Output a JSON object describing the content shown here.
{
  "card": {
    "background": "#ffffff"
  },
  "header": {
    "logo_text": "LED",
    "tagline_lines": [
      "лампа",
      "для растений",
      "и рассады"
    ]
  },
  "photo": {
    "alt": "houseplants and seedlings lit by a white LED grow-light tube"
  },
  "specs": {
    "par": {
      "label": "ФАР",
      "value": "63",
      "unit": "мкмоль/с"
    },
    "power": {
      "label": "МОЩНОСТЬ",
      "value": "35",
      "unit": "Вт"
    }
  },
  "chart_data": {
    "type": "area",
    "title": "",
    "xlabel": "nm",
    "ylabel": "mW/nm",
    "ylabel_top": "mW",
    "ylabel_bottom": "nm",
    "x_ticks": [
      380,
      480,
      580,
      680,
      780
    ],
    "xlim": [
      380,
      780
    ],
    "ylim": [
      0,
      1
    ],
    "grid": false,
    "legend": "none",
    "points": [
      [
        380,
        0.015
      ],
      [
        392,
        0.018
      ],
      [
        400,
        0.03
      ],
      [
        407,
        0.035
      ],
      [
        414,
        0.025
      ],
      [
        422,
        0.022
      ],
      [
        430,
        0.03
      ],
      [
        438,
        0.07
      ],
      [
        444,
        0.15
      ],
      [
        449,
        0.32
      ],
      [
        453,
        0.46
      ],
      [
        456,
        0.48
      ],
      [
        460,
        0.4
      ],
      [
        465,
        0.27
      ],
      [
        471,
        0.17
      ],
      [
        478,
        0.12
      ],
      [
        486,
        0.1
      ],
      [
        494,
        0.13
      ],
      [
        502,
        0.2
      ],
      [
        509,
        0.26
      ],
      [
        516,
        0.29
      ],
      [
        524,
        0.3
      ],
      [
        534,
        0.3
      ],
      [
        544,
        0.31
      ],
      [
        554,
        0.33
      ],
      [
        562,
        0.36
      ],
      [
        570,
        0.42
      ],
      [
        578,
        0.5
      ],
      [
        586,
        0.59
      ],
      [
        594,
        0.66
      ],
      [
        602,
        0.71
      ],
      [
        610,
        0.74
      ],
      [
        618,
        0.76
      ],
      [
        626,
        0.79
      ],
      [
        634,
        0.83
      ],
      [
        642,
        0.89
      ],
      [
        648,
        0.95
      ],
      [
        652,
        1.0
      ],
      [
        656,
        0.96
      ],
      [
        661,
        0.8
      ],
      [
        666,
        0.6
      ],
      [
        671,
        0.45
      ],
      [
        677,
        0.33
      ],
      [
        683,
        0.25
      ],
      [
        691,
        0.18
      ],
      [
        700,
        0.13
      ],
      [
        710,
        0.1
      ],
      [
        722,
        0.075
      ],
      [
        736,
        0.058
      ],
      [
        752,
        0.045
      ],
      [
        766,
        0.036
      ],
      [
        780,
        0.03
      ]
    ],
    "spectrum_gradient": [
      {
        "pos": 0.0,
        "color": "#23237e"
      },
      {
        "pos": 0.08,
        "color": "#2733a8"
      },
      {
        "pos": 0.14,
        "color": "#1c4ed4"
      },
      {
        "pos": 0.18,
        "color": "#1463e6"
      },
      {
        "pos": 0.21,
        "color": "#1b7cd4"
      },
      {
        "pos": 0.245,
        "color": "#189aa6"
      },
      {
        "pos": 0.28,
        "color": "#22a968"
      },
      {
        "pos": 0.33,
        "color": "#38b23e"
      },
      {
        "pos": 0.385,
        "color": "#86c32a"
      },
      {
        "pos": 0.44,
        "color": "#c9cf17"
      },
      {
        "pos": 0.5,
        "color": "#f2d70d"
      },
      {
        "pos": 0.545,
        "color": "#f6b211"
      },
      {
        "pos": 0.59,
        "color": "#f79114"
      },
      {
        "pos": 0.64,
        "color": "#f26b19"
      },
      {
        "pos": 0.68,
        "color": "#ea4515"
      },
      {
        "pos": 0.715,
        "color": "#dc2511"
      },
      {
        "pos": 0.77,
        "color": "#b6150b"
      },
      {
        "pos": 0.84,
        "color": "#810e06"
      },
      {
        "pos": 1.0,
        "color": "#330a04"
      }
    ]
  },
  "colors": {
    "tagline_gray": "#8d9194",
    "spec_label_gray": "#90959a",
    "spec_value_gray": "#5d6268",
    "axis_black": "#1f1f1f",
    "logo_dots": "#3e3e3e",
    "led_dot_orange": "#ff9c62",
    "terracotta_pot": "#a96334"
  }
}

Task instructions: Set every line of the listing down word for word.

Solution for this problem:
Output a JSON object describing the content shown here.
{
  "card": {
    "background": "#ffffff"
  },
  "header": {
    "logo_text": "LED",
    "tagline_lines": [
      "лампа",
      "для растений",
      "и рассады"
    ]
  },
  "photo": {
    "alt": "houseplants and seedlings lit by a white LED grow-light tube"
  },
  "specs": {
    "par": {
      "label": "ФАР",
      "value": "63",
      "unit": "мкмоль/с"
    },
    "power": {
      "label": "МОЩНОСТЬ",
      "value": "35",
      "unit": "Вт"
    }
  },
  "chart_data": {
    "type": "area",
    "title": "",
    "xlabel": "nm",
    "ylabel": "mW/nm",
    "ylabel_top": "mW",
    "ylabel_bottom": "nm",
    "x_ticks": [
      380,
      480,
      580,
      680,
      780
    ],
    "xlim": [
      380,
      780
    ],
    "ylim": [
      0,
      1
    ],
    "grid": false,
    "legend": "none",
    "points": [
      [
        380,
        0.015
      ],
      [
        392,
        0.018
      ],
      [
        400,
        0.03
      ],
      [
        407,
        0.035
      ],
      [
        414,
        0.025
      ],
      [
        422,
        0.022
      ],
      [
        430,
        0.03
      ],
      [
        438,
        0.07
      ],
      [
        444,
        0.15
      ],
      [
        449,
        0.32
      ],
      [
        453,
        0.46
      ],
      [
        456,
        0.48
      ],
      [
        460,
        0.4
      ],
      [
        465,
        0.27
      ],
      [
        471,
        0.17
      ],
      [
        478,
        0.12
      ],
      [
        486,
        0.1
      ],
      [
        494,
        0.13
      ],
      [
        502,
        0.2
      ],
      [
        509,
        0.26
      ],
      [
        516,
        0.29
      ],
      [
        524,
        0.3
      ],
      [
        534,
        0.3
      ],
      [
        544,
        0.31
      ],
      [
        554,
        0.33
      ],
      [
        562,
        0.36
      ],
      [
        570,
        0.42
      ],
      [
        578,
        0.5
      ],
      [
        586,
        0.59
      ],
      [
        594,
        0.66
      ],
      [
        602,
        0.71
      ],
      [
        610,
        0.74
      ],
      [
        618,
        0.76
      ],
      [
        626,
        0.79
      ],
      [
        634,
        0.83
      ],
      [
        642,
        0.89
      ],
      [
        648,
        0.95
      ],
      [
        652,
        1.0
      ],
      [
        656,
        0.96
      ],
      [
        661,
        0.8
      ],
      [
        666,
        0.6
      ],
      [
        671,
        0.45
      ],
      [
        677,
        0.33
      ],
      [
        683,
        0.25
      ],
      [
        691,
        0.18
      ],
      [
        700,
        0.13
      ],
      [
        710,
        0.1
      ],
      [
        722,
        0.075
      ],
      [
        736,
        0.058
      ],
      [
        752,
        0.045
      ],
      [
        766,
        0.036
      ],
      [
        780,
        0.03
      ]
    ],
    "spectrum_gradient": [
      {
        "pos": 0.0,
        "color": "#23237e"
      },
      {
        "pos": 0.08,
        "color": "#2733a8"
      },
      {
        "pos": 0.14,
        "color": "#1c4ed4"
      },
      {
        "pos": 0.18,
        "color": "#1463e6"
      },
      {
        "pos": 0.21,
        "color": "#1b7cd4"
      },
      {
        "pos": 0.245,
        "color": "#189aa6"
      },
      {
        "pos": 0.28,
        "color": "#22a968"
      },
      {
        "pos": 0.33,
        "color": "#38b23e"
      },
      {
        "pos": 0.385,
        "color": "#86c32a"
      },
      {
        "pos": 0.44,
        "color": "#c9cf17"
      },
      {
        "pos": 0.5,
        "color": "#f2d70d"
      },
      {
        "pos": 0.545,
        "color": "#f6b211"
      },
      {
        "pos": 0.59,
        "color": "#f79114"
      },
      {
        "pos": 0.64,
        "color": "#f26b19"
      },
      {
        "pos": 0.68,
        "color": "#ea4515"
      },
      {
        "pos": 0.715,
        "color": "#dc2511"
      },
      {
        "pos": 0.77,
        "color": "#b6150b"
      },
      {
        "pos": 0.84,
        "color": "#810e06"
      },
      {
        "pos": 1.0,
        "color": "#330a04"
      }
    ]
  },
  "colors": {
    "tagline_gray": "#8d9194",
    "spec_label_gray": "#90959a",
    "spec_value_gray": "#5d6268",
    "axis_black": "#1f1f1f",
    "logo_dots": "#3e3e3e",
    "led_dot_orange": "#ff9c62",
    "terracotta_pot": "#a96334"
  }
}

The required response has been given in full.